**Job:**
Copy every line from the records below that holds the word "date".
━━━━━ Data records ━━━━━
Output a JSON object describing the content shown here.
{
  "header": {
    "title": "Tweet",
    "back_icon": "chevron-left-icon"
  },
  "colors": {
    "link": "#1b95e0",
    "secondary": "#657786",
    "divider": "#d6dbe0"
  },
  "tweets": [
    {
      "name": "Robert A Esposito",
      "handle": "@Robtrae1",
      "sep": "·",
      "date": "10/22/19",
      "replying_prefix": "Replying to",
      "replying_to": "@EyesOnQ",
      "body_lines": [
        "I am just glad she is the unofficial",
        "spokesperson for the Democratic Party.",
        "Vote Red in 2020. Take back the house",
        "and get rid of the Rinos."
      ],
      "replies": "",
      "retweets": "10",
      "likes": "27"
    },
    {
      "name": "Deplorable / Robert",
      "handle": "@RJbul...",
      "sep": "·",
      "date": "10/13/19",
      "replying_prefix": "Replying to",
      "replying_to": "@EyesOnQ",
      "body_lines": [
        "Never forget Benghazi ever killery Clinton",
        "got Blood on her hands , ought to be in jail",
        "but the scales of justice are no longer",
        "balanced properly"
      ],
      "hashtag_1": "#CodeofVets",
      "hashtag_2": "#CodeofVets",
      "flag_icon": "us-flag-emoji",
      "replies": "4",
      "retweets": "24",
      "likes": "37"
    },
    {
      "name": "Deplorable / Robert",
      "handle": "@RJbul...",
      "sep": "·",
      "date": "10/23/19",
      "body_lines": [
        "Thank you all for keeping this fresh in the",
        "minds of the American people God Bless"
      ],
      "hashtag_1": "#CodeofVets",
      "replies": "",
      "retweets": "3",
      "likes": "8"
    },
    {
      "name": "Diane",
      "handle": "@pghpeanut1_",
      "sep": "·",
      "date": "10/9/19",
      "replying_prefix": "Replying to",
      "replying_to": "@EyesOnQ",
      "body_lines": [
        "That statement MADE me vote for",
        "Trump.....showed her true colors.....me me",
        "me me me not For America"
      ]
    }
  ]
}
━━━━━
**Response to this task:**
      "date": "10/22/19",
      "date": "10/13/19",
      "date": "10/23/19",
      "date": "10/9/19",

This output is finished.